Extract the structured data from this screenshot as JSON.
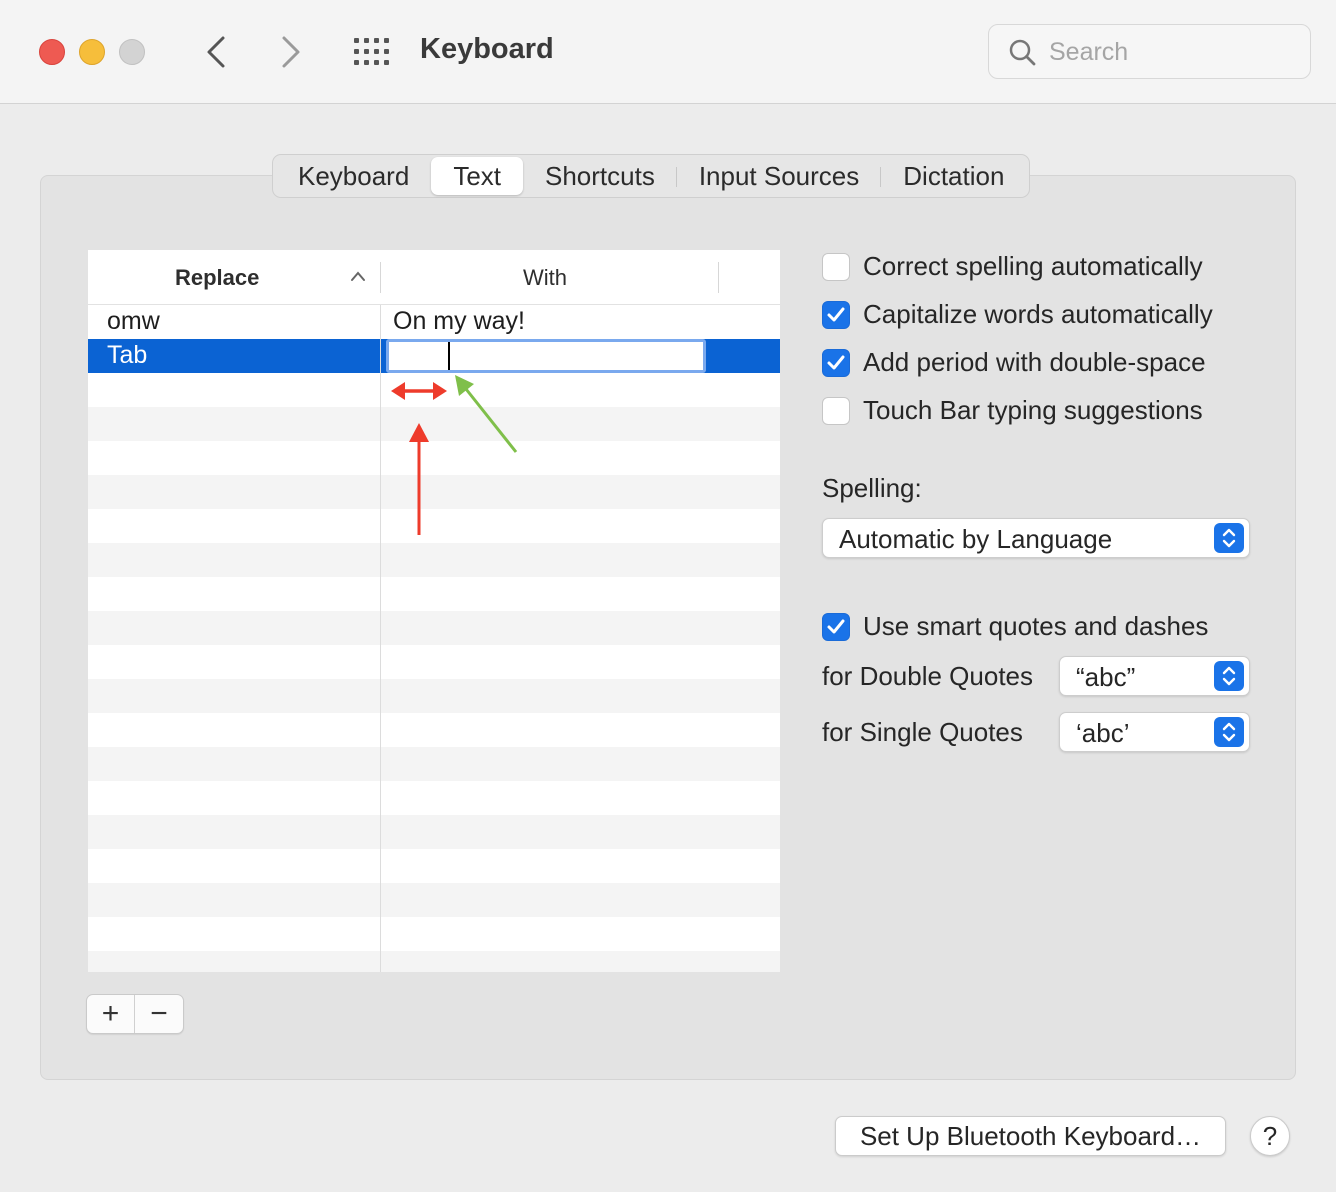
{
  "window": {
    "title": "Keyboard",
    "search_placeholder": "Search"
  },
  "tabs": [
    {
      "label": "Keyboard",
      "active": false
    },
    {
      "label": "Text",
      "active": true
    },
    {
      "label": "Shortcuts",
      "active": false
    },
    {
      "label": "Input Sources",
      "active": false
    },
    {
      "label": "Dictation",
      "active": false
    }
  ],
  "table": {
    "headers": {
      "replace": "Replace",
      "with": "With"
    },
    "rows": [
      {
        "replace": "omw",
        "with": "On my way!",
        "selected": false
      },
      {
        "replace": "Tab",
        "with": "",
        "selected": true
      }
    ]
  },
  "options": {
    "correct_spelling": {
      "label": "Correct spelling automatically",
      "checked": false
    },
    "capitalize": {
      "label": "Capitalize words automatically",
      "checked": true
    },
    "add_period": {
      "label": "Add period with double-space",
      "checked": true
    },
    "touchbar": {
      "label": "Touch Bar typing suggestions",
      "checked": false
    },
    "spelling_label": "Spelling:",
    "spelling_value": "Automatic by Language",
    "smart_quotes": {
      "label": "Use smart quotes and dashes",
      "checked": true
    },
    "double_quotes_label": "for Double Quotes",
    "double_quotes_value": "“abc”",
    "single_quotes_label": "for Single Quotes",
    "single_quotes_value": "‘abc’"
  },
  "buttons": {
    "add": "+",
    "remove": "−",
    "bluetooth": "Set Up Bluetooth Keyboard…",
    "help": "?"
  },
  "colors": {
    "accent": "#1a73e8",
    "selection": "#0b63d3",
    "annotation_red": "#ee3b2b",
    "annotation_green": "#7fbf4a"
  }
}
...
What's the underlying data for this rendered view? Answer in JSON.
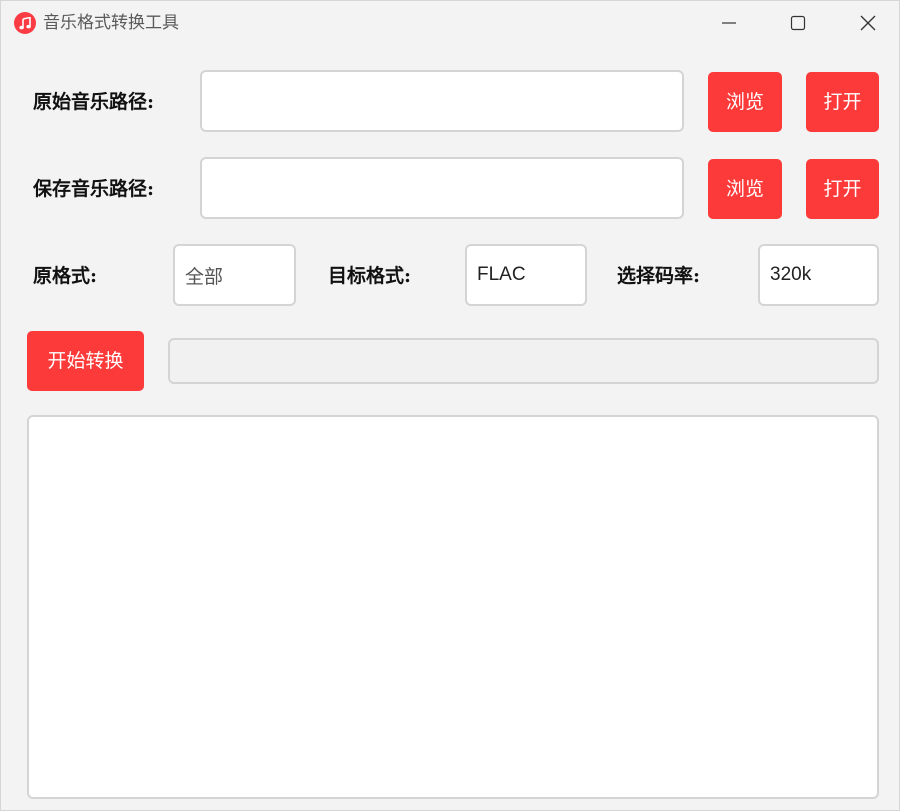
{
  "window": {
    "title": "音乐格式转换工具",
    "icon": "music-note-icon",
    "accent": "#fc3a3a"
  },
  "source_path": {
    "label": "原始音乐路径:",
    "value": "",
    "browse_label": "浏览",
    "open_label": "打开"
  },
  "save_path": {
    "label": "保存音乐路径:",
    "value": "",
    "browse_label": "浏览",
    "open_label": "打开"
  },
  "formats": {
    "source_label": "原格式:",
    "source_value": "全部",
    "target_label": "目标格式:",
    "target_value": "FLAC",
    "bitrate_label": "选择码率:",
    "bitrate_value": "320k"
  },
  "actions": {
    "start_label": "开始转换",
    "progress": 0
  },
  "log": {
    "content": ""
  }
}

Required task
Search the records for the string "Keyboard" and return every line in which it occurs.

Problem solution
    "title": "Keyboard",
      "label": "Keyboard",
    "bluetooth": "Set Up Bluetooth Keyboard…",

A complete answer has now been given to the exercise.